» Article:
3. Proposed Estimator

This section introduces a novel estimator inspired by the correlation between the offset p and the residual frequency offset that requires estimation. To observe this correlation, a simulation is carried out, and the results are visualized in Figure 1.

From Figure 1, the minimal root mean square errors (RMSEs) of the generalized iterative interpolation estimator for different $\left|\delta \right|$ at $\gamma =0$ dB and $N=512$ are labeled as a red hexagram. These RMSEs show variation with p, suggesting that an appropriate choice of p can minimize the estimation error of $\delta$. However, due to its correlation with the unknown parameter $\delta$, p cannot be precisely determined. Therefore, we narrow down the selection range of p using the dichotomous search algorithm, an efficient method for extreme search in a limited range, to reduce the estimation error of the generalized iterative interpolation estimator. The fine frequency estimation is initiated with the dichotomous search, allowing us to define a narrowed range of p before proceeding with interpolation.

In the dichotomous search, which includes two search steps, we initially compare the left and right DFT samples ($X_{k_m-1}$ and $X_{k_m+1}$) surrounding the DFT maximum. Depending on the results, we establish the next search range. If $X_{k_m+1}$ exceeds $X_{k_m-1}$, then the range is $(k_m,k_m+0.5)$ as $X_{k_m}$ is larger than $X_{k_m+1}$, based on the outcome of the coarse frequency estimation. On the contrary, if $X_{k_m-1}$ is larger than $X_{k_m+1}$, the range is $(k_m-0.5,k_m)$, since $X_{k_m}$ exceeds $X_{k_m-1}$. For the subsequent search, we compute the DTFT samples $X_{k_m+0.5}$ or $X_{k_m-0.5}$ as the edge point of the next range. Continuing this process further refines the search range. After the dichotomous search is complete, the final estimation of the residual frequency offset is carried out using the generalized iterative interpolation estimator.

For the next search range, suppose it is $(k_m,k_m+0.25)$. In the first iteration, the interpolation of the generalized estimator is conducted on $X_{k_m}$, $X_{k_m+0.125}$, and $X_{k_m+0.25}$ with $p=0.125$. Subsequent iterations follow the same methodology as outlined in Algorithm 1.

The process outlined in Algorithm 1 concludes that only one-bin DTFT needs to be computed during one iteration of the dichotomous search, while the generalized iterative interpolation estimator may need zero or three one-bin DTFT computations depending on whether the iteration parameter q equals one or not.

» Material:
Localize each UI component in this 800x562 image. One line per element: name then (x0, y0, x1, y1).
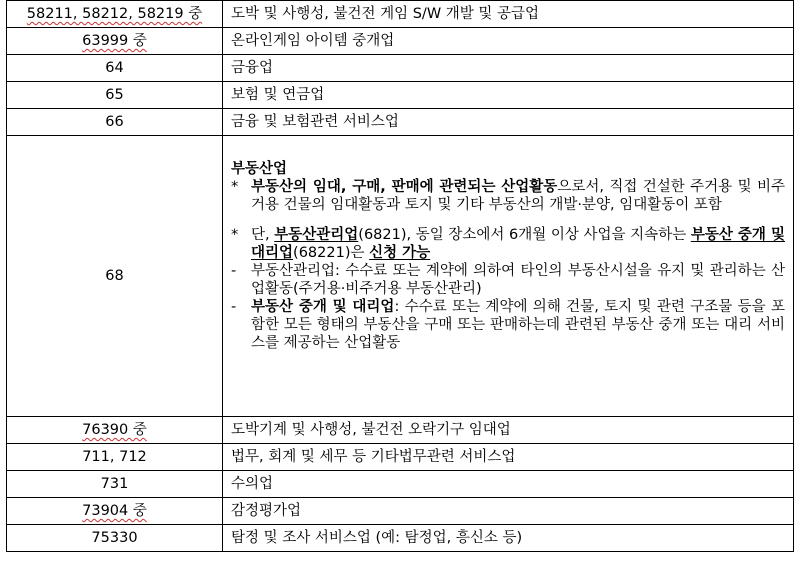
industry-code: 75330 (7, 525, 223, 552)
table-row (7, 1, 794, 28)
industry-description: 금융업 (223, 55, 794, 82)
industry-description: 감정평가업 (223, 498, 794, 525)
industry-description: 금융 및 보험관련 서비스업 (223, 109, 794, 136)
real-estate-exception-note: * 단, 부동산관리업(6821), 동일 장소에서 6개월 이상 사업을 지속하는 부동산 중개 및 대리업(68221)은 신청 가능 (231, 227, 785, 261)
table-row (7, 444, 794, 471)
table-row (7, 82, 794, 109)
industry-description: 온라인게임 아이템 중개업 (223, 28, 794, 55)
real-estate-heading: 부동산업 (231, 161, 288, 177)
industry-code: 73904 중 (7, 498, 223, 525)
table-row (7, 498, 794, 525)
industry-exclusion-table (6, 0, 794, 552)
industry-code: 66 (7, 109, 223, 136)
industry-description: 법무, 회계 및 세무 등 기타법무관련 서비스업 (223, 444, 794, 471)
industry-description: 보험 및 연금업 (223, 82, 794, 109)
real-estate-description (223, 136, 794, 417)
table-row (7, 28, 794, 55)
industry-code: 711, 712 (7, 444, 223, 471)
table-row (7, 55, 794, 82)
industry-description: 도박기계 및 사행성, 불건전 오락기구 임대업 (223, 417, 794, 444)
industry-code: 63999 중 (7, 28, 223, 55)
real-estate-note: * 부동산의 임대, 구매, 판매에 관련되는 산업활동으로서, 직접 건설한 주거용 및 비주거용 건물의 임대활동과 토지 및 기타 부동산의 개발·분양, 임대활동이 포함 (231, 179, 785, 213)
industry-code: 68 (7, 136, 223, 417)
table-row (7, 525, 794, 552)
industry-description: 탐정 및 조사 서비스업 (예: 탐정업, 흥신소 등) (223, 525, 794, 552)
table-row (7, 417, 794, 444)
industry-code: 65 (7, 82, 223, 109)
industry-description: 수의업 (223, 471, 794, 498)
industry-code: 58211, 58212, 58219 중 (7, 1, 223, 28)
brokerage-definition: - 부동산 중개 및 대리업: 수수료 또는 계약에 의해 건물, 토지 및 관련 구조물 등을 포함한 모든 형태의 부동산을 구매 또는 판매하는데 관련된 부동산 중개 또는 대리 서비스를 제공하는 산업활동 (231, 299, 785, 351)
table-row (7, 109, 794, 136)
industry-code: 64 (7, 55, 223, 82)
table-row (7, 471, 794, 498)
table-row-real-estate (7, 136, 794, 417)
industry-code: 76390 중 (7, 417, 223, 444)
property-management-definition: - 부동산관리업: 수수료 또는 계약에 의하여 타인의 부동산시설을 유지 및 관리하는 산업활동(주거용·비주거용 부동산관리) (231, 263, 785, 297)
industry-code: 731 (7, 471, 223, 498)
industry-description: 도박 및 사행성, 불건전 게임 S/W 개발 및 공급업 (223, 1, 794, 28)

» Things to do:
1 - In the estimator section, at what values of γ and N are the RMSEs in Figure 1 computed?
2 - Write the next part of the estimator section, starting after its last sentence.
The entries are separate from the estimator section and are not connected to it.

» Results of the exercise:
1 - At γ = 0 dB and N = 512.

2 -
Algorithm 1: Proposed dichotomous search-enhanced IpDTFT (Ds-IpDTFT) estimator

3.1. Discussion of M and N

The data length, M, and signal length, N, are two crucial parameters of the generalized iterative interpolation estimator. Their impact on estimation accuracy is observed by plotting the RMSE curves of the generalized iterative interpolation estimator versus N for different M at $\gamma =0$ dB. This is visualized in Figure 2, where N varies from 16 to 1024 in steps of 16.

It can be inferred from Figure 2 that the RMSEs of the generalized iterative interpolation estimator decrease as N increases, with the estimator’s RMSEs falling below 10 Hz when N exceeds 500. However, the improvement of the RMSE diminishes with increasing N. The RMSEs can also be reduced by increasing M, but, when M exceeds $2N$, the RMSE’s improvement is limited. Increasing the data length, M, and signal length, N, have similar effects, but they work on different principles. As the signal length, N, increases, the frequency resolution decreases, but the estimation accuracy is improved. With the increasing of the data length, M, the range of frequency offset to be estimated is reduced, but the frequency resolution remains the same. Although larger M or N values lead to better estimates, they require higher computational complexity due to calculations of DFT and DTFT.

3.2. Discussion of Q and $Q_1$

The parameters Q and $Q_1$, representing the iteration numbers of the generalized iterative interpolation estimator and the dichotomous search, respectively, are crucial in the proposed estimator. While a larger $Q_1$ can further narrow the search range, it requires more DTFT computation. For every increase of one of $Q_1$, the search range of the frequency offset is halved, but one DTFT computation is added. Q exhibits a similar effect. For every increase of one of Q, the estimation error is reduced, but the DTFT computation is doubled. Detailed discussions about Q can be found in [33,34], which recommend a value of two because the improvement in estimation error is very limited for $Q\ge 3$. However, considering the interaction between Q and $Q_1$, the influence of these parameters on the RMSEs of the proposed estimator is investigated here.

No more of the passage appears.